* [What the task asks]:
Reproduce each of the lines word for word.

* [Information provided]:
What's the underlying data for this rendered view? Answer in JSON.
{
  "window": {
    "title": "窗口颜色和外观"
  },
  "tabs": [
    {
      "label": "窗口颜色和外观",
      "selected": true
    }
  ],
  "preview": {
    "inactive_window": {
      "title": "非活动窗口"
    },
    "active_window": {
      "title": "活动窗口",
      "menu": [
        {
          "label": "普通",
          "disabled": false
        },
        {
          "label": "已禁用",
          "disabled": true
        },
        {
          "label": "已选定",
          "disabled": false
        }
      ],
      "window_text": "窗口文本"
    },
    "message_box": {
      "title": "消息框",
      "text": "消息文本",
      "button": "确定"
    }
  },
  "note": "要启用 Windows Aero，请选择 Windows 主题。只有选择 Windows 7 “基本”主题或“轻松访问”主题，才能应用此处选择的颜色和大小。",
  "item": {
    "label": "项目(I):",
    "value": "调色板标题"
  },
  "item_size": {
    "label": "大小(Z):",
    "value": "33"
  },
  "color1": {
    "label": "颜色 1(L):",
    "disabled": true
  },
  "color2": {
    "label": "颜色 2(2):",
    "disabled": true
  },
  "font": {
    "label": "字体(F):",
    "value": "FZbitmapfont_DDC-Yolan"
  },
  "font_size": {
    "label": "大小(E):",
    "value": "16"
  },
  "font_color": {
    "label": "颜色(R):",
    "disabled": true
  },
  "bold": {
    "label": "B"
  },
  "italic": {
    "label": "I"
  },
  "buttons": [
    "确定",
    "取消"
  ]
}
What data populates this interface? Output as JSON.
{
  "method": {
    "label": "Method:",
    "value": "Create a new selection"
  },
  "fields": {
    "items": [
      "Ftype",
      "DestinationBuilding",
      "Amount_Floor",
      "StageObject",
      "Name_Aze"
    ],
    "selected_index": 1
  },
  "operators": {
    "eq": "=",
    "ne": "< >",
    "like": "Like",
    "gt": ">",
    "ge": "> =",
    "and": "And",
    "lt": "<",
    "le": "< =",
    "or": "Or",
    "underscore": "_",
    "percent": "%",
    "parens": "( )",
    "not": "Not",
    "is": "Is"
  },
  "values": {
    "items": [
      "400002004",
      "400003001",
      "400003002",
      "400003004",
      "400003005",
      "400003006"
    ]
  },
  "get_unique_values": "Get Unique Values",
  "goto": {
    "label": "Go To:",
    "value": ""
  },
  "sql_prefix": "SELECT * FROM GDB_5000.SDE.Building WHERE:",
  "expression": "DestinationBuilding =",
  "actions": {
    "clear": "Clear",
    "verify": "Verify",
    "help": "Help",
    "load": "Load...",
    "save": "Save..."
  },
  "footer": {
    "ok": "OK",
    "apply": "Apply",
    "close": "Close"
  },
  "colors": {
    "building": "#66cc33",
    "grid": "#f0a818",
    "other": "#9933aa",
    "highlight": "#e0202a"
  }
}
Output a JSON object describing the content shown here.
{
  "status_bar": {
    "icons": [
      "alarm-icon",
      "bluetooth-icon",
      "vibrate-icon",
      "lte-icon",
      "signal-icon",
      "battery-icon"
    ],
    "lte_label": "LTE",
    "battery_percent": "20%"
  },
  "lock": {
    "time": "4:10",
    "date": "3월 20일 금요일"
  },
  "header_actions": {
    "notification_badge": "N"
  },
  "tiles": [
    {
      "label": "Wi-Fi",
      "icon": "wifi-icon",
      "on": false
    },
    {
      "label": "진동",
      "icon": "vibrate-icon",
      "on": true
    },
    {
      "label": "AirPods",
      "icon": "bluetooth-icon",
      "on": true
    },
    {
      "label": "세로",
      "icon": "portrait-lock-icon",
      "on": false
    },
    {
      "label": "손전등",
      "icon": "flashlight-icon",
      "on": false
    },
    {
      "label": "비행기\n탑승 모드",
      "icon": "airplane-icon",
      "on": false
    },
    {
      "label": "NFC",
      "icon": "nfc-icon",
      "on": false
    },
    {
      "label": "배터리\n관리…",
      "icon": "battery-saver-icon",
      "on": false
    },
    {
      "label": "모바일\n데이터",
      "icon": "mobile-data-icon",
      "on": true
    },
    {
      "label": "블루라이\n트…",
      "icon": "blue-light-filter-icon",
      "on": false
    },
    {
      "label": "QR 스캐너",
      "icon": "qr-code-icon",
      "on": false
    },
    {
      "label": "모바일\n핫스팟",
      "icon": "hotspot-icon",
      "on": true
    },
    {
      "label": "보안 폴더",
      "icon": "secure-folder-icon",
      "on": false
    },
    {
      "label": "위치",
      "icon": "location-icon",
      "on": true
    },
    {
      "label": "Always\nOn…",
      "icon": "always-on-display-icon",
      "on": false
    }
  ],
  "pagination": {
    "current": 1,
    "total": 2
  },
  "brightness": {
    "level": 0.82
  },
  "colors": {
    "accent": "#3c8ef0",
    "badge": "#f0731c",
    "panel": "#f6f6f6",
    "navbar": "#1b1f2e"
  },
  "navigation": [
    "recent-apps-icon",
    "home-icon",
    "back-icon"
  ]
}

* [Written answer]:
What's the underlying data for this rendered view? Answer in JSON.
{
  "window": {
    "title": "窗口颜色和外观"
  },
  "tabs": [
    {
      "label": "窗口颜色和外观",
      "selected": true
    }
  ],
  "preview": {
    "inactive_window": {
      "title": "非活动窗口"
    },
    "active_window": {
      "title": "活动窗口",
      "menu": [
        {
          "label": "普通",
          "disabled": false
        },
        {
          "label": "已禁用",
          "disabled": true
        },
        {
          "label": "已选定",
          "disabled": false
        }
      ],
      "window_text": "窗口文本"
    },
    "message_box": {
      "title": "消息框",
      "text": "消息文本",
      "button": "确定"
    }
  },
  "note": "要启用 Windows Aero，请选择 Windows 主题。只有选择 Windows 7 “基本”主题或“轻松访问”主题，才能应用此处选择的颜色和大小。",
  "item": {
    "label": "项目(I):",
    "value": "调色板标题"
  },
  "item_size": {
    "label": "大小(Z):",
    "value": "33"
  },
  "color1": {
    "label": "颜色 1(L):",
    "disabled": true
  },
  "color2": {
    "label": "颜色 2(2):",
    "disabled": true
  },
  "font": {
    "label": "字体(F):",
    "value": "FZbitmapfont_DDC-Yolan"
  },
  "font_size": {
    "label": "大小(E):",
    "value": "16"
  },
  "font_color": {
    "label": "颜色(R):",
    "disabled": true
  },
  "bold": {
    "label": "B"
  },
  "italic": {
    "label": "I"
  },
  "buttons": [
    "确定",
    "取消"
  ]
}
What data populates this interface? Output as JSON.
{
  "method": {
    "label": "Method:",
    "value": "Create a new selection"
  },
  "fields": {
    "items": [
      "Ftype",
      "DestinationBuilding",
      "Amount_Floor",
      "StageObject",
      "Name_Aze"
    ],
    "selected_index": 1
  },
  "operators": {
    "eq": "=",
    "ne": "< >",
    "like": "Like",
    "gt": ">",
    "ge": "> =",
    "and": "And",
    "lt": "<",
    "le": "< =",
    "or": "Or",
    "underscore": "_",
    "percent": "%",
    "parens": "( )",
    "not": "Not",
    "is": "Is"
  },
  "values": {
    "items": [
      "400002004",
      "400003001",
      "400003002",
      "400003004",
      "400003005",
      "400003006"
    ]
  },
  "get_unique_values": "Get Unique Values",
  "goto": {
    "label": "Go To:",
    "value": ""
  },
  "sql_prefix": "SELECT * FROM GDB_5000.SDE.Building WHERE:",
  "expression": "DestinationBuilding =",
  "actions": {
    "clear": "Clear",
    "verify": "Verify",
    "help": "Help",
    "load": "Load...",
    "save": "Save..."
  },
  "footer": {
    "ok": "OK",
    "apply": "Apply",
    "close": "Close"
  },
  "colors": {
    "building": "#66cc33",
    "grid": "#f0a818",
    "other": "#9933aa",
    "highlight": "#e0202a"
  }
}
Output a JSON object describing the content shown here.
{
  "status_bar": {
    "icons": [
      "alarm-icon",
      "bluetooth-icon",
      "vibrate-icon",
      "lte-icon",
      "signal-icon",
      "battery-icon"
    ],
    "lte_label": "LTE",
    "battery_percent": "20%"
  },
  "lock": {
    "time": "4:10",
    "date": "3월 20일 금요일"
  },
  "header_actions": {
    "notification_badge": "N"
  },
  "tiles": [
    {
      "label": "Wi-Fi",
      "icon": "wifi-icon",
      "on": false
    },
    {
      "label": "진동",
      "icon": "vibrate-icon",
      "on": true
    },
    {
      "label": "AirPods",
      "icon": "bluetooth-icon",
      "on": true
    },
    {
      "label": "세로",
      "icon": "portrait-lock-icon",
      "on": false
    },
    {
      "label": "손전등",
      "icon": "flashlight-icon",
      "on": false
    },
    {
      "label": "비행기\n탑승 모드",
      "icon": "airplane-icon",
      "on": false
    },
    {
      "label": "NFC",
      "icon": "nfc-icon",
      "on": false
    },
    {
      "label": "배터리\n관리…",
      "icon": "battery-saver-icon",
      "on": false
    },
    {
      "label": "모바일\n데이터",
      "icon": "mobile-data-icon",
      "on": true
    },
    {
      "label": "블루라이\n트…",
      "icon": "blue-light-filter-icon",
      "on": false
    },
    {
      "label": "QR 스캐너",
      "icon": "qr-code-icon",
      "on": false
    },
    {
      "label": "모바일\n핫스팟",
      "icon": "hotspot-icon",
      "on": true
    },
    {
      "label": "보안 폴더",
      "icon": "secure-folder-icon",
      "on": false
    },
    {
      "label": "위치",
      "icon": "location-icon",
      "on": true
    },
    {
      "label": "Always\nOn…",
      "icon": "always-on-display-icon",
      "on": false
    }
  ],
  "pagination": {
    "current": 1,
    "total": 2
  },
  "brightness": {
    "level": 0.82
  },
  "colors": {
    "accent": "#3c8ef0",
    "badge": "#f0731c",
    "panel": "#f6f6f6",
    "navbar": "#1b1f2e"
  },
  "navigation": [
    "recent-apps-icon",
    "home-icon",
    "back-icon"
  ]
}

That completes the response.